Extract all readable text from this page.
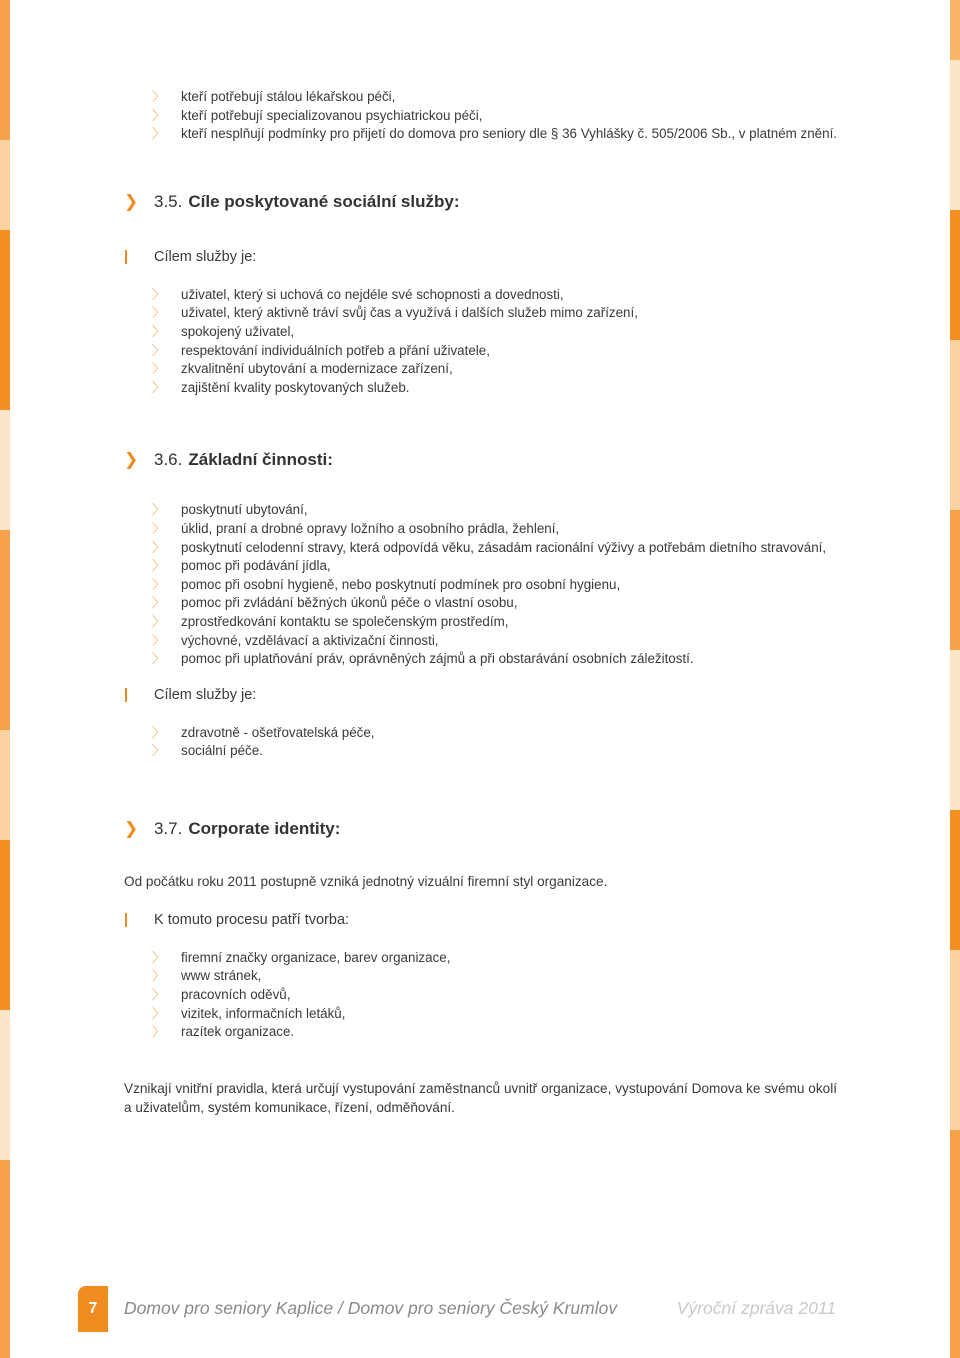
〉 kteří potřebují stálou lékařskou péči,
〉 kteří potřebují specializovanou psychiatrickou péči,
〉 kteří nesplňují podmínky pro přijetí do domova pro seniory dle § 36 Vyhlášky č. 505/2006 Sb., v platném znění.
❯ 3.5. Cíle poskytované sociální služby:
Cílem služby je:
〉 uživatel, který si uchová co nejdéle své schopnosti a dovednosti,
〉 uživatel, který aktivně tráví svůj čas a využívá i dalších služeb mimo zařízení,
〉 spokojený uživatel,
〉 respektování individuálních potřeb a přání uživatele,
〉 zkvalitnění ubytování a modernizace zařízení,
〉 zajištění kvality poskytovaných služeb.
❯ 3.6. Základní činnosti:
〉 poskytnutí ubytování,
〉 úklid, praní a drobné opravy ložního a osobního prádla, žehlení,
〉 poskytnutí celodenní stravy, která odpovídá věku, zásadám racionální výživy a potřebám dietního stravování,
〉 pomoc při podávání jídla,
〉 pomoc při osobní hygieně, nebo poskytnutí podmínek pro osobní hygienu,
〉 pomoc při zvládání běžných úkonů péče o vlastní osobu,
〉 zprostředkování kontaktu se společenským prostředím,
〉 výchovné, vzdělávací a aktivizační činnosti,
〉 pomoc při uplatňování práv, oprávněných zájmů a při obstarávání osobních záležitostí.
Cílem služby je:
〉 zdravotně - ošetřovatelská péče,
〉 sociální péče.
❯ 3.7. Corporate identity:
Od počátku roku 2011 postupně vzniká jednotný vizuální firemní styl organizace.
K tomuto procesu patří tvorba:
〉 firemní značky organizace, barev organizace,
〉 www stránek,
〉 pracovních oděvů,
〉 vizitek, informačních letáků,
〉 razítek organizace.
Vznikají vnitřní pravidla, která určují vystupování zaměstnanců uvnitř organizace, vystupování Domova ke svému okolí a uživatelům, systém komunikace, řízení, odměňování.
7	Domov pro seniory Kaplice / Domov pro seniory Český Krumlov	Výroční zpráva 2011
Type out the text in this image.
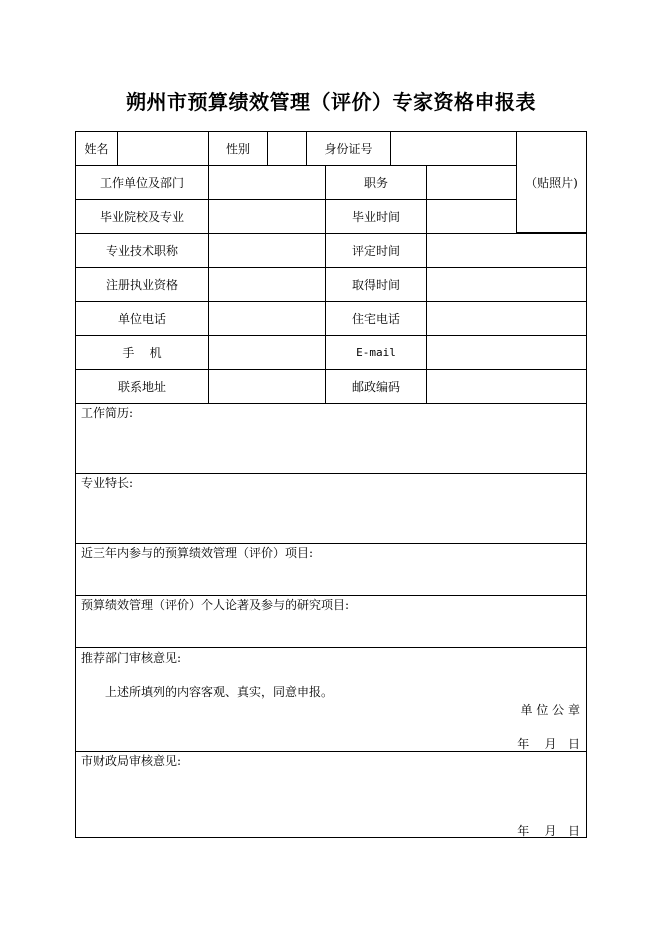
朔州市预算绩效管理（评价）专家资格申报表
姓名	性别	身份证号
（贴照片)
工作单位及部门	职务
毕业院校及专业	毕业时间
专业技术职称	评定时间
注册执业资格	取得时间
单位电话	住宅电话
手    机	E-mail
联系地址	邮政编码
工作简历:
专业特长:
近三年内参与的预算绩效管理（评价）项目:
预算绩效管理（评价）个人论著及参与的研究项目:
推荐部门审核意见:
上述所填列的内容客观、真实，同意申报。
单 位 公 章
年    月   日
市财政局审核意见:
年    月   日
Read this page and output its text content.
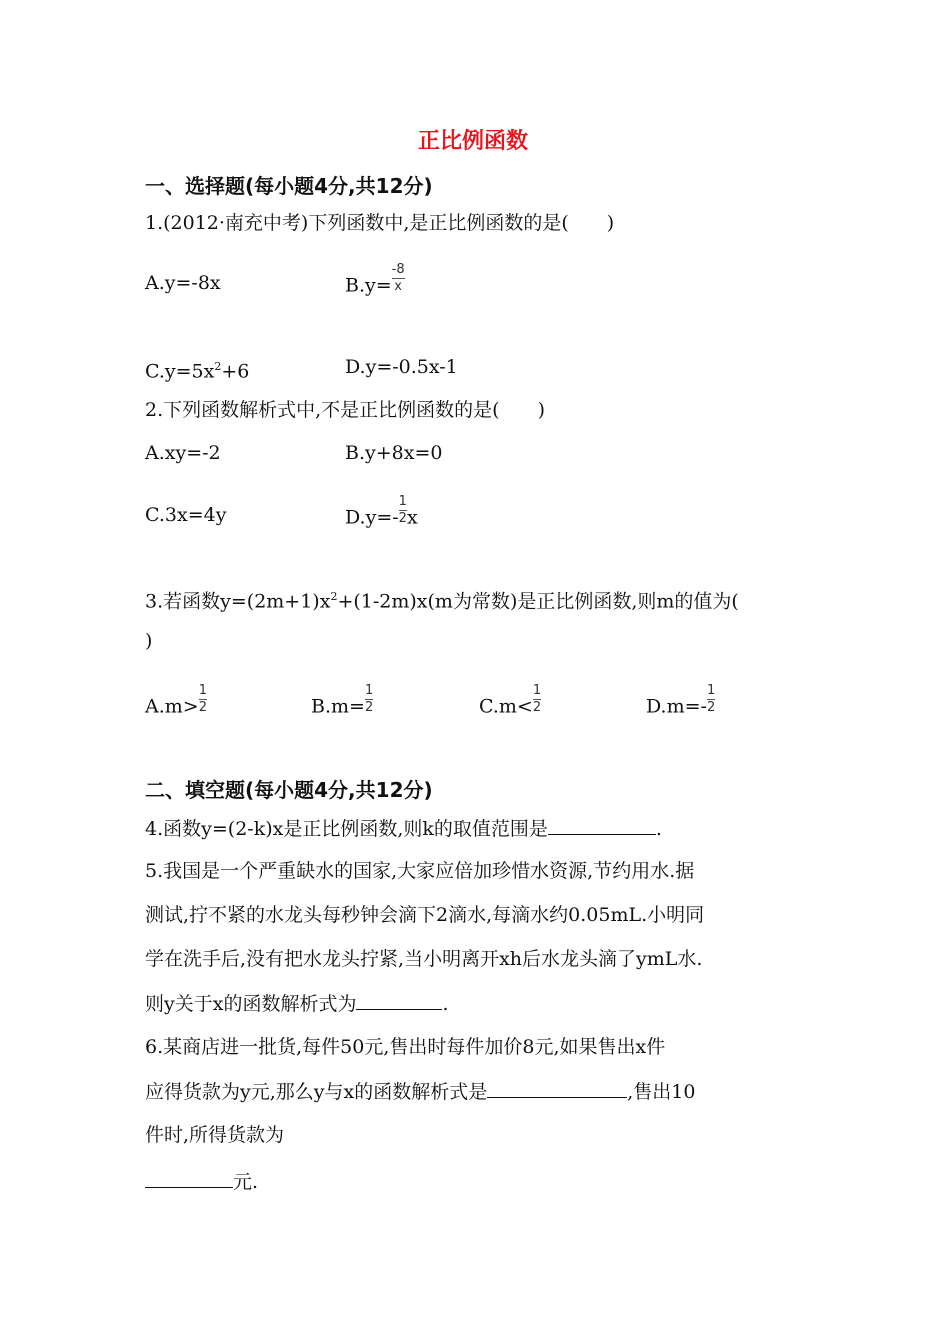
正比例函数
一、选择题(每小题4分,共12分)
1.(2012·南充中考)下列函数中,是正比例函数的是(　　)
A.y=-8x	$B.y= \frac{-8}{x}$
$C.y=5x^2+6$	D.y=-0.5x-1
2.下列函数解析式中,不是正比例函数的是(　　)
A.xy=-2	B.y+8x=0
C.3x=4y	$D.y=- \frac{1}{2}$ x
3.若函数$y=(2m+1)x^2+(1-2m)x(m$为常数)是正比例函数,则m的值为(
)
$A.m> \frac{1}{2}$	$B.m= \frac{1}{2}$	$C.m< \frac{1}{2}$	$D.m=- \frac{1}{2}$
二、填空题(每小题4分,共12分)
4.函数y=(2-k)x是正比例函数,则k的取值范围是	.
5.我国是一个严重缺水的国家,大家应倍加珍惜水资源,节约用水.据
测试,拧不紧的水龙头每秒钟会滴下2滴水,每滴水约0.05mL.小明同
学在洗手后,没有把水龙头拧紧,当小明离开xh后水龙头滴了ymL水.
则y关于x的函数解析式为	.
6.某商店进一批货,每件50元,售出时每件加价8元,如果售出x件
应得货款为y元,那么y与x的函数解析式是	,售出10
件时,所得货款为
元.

##############################

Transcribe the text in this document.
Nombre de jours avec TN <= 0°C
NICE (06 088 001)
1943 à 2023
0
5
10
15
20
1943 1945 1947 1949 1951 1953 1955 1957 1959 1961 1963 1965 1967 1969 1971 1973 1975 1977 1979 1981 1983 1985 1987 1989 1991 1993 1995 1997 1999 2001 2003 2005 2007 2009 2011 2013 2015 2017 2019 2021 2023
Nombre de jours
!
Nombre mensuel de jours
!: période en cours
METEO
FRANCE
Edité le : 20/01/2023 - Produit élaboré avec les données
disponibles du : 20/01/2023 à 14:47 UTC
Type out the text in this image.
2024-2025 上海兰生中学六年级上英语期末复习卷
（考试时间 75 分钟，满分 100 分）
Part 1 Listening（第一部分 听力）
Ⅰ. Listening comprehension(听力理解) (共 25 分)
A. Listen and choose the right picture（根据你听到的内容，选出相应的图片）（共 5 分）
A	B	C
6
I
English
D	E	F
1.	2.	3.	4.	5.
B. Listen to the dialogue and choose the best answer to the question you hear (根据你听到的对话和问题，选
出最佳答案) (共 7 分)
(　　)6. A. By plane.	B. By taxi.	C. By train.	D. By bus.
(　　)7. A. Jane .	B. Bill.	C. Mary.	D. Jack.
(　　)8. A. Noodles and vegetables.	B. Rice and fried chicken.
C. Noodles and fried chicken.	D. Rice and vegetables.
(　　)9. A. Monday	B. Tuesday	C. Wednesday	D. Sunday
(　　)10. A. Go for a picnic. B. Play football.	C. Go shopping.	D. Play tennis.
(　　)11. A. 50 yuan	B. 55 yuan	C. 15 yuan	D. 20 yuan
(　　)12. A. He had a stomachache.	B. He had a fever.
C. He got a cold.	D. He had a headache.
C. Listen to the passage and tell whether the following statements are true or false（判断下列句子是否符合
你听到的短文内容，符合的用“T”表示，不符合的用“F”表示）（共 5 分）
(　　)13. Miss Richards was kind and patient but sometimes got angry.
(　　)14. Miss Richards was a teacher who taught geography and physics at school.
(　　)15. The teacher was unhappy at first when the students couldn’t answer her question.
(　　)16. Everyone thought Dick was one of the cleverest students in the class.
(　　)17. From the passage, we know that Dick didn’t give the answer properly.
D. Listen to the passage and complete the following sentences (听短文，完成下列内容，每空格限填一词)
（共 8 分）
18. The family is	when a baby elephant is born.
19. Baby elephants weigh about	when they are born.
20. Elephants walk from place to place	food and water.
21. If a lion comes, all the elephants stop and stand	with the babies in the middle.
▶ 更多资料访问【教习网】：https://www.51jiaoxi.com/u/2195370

##############################

* **Set problem**
Filter lines by "pomoc" and return each hit.

* **Response**
〉 pomoc při podávání jídla,
〉 pomoc při osobní hygieně, nebo poskytnutí podmínek pro osobní hygienu,
〉 pomoc při zvládání běžných úkonů péče o vlastní osobu,
〉 pomoc při uplatňování práv, oprávněných zájmů a při obstarávání osobních záležitostí.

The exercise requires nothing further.